The request =
Quote the listing below in its entirety.

Stored data

— START —

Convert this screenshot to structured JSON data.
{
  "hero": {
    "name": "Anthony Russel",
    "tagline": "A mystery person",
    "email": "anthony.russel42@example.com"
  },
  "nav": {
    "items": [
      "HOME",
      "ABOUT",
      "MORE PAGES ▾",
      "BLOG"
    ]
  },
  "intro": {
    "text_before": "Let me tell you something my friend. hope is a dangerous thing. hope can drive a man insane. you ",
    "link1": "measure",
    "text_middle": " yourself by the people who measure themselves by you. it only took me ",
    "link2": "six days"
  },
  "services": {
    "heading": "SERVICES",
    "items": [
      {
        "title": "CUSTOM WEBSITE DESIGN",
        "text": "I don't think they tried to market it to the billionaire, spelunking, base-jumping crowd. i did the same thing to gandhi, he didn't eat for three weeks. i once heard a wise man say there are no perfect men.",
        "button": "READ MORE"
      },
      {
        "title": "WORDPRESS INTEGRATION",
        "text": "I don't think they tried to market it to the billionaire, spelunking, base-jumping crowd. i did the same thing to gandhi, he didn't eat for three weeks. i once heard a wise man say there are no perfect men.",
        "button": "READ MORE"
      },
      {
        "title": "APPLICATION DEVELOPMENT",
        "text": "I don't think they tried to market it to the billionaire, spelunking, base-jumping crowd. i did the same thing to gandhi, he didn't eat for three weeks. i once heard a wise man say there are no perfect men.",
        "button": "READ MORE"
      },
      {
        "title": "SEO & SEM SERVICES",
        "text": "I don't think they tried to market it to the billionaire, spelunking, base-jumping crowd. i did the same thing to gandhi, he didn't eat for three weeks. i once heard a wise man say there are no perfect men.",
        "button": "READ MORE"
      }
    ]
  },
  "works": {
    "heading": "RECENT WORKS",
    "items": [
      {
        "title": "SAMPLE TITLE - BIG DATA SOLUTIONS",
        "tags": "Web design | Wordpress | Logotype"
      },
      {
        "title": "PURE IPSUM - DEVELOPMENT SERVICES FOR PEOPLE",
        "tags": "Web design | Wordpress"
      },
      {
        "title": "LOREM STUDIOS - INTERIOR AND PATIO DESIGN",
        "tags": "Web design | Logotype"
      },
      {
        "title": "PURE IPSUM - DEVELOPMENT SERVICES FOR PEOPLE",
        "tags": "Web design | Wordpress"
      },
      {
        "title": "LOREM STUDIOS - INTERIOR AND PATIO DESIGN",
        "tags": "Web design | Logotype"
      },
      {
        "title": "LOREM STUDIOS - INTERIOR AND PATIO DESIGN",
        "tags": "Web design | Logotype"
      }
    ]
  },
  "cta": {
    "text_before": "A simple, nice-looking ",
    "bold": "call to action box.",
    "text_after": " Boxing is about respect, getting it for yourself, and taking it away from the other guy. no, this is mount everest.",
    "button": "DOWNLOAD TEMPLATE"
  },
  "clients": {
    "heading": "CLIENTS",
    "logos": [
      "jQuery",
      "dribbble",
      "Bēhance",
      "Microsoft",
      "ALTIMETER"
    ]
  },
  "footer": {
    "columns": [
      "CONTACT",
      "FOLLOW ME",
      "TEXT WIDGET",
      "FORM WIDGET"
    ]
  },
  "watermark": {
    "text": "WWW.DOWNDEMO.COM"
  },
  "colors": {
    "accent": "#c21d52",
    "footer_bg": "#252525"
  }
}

— END —

Task answer =
Convert this screenshot to structured JSON data.
{
  "hero": {
    "name": "Anthony Russel",
    "tagline": "A mystery person",
    "email": "anthony.russel42@example.com"
  },
  "nav": {
    "items": [
      "HOME",
      "ABOUT",
      "MORE PAGES ▾",
      "BLOG"
    ]
  },
  "intro": {
    "text_before": "Let me tell you something my friend. hope is a dangerous thing. hope can drive a man insane. you ",
    "link1": "measure",
    "text_middle": " yourself by the people who measure themselves by you. it only took me ",
    "link2": "six days"
  },
  "services": {
    "heading": "SERVICES",
    "items": [
      {
        "title": "CUSTOM WEBSITE DESIGN",
        "text": "I don't think they tried to market it to the billionaire, spelunking, base-jumping crowd. i did the same thing to gandhi, he didn't eat for three weeks. i once heard a wise man say there are no perfect men.",
        "button": "READ MORE"
      },
      {
        "title": "WORDPRESS INTEGRATION",
        "text": "I don't think they tried to market it to the billionaire, spelunking, base-jumping crowd. i did the same thing to gandhi, he didn't eat for three weeks. i once heard a wise man say there are no perfect men.",
        "button": "READ MORE"
      },
      {
        "title": "APPLICATION DEVELOPMENT",
        "text": "I don't think they tried to market it to the billionaire, spelunking, base-jumping crowd. i did the same thing to gandhi, he didn't eat for three weeks. i once heard a wise man say there are no perfect men.",
        "button": "READ MORE"
      },
      {
        "title": "SEO & SEM SERVICES",
        "text": "I don't think they tried to market it to the billionaire, spelunking, base-jumping crowd. i did the same thing to gandhi, he didn't eat for three weeks. i once heard a wise man say there are no perfect men.",
        "button": "READ MORE"
      }
    ]
  },
  "works": {
    "heading": "RECENT WORKS",
    "items": [
      {
        "title": "SAMPLE TITLE - BIG DATA SOLUTIONS",
        "tags": "Web design | Wordpress | Logotype"
      },
      {
        "title": "PURE IPSUM - DEVELOPMENT SERVICES FOR PEOPLE",
        "tags": "Web design | Wordpress"
      },
      {
        "title": "LOREM STUDIOS - INTERIOR AND PATIO DESIGN",
        "tags": "Web design | Logotype"
      },
      {
        "title": "PURE IPSUM - DEVELOPMENT SERVICES FOR PEOPLE",
        "tags": "Web design | Wordpress"
      },
      {
        "title": "LOREM STUDIOS - INTERIOR AND PATIO DESIGN",
        "tags": "Web design | Logotype"
      },
      {
        "title": "LOREM STUDIOS - INTERIOR AND PATIO DESIGN",
        "tags": "Web design | Logotype"
      }
    ]
  },
  "cta": {
    "text_before": "A simple, nice-looking ",
    "bold": "call to action box.",
    "text_after": " Boxing is about respect, getting it for yourself, and taking it away from the other guy. no, this is mount everest.",
    "button": "DOWNLOAD TEMPLATE"
  },
  "clients": {
    "heading": "CLIENTS",
    "logos": [
      "jQuery",
      "dribbble",
      "Bēhance",
      "Microsoft",
      "ALTIMETER"
    ]
  },
  "footer": {
    "columns": [
      "CONTACT",
      "FOLLOW ME",
      "TEXT WIDGET",
      "FORM WIDGET"
    ]
  },
  "watermark": {
    "text": "WWW.DOWNDEMO.COM"
  },
  "colors": {
    "accent": "#c21d52",
    "footer_bg": "#252525"
  }
}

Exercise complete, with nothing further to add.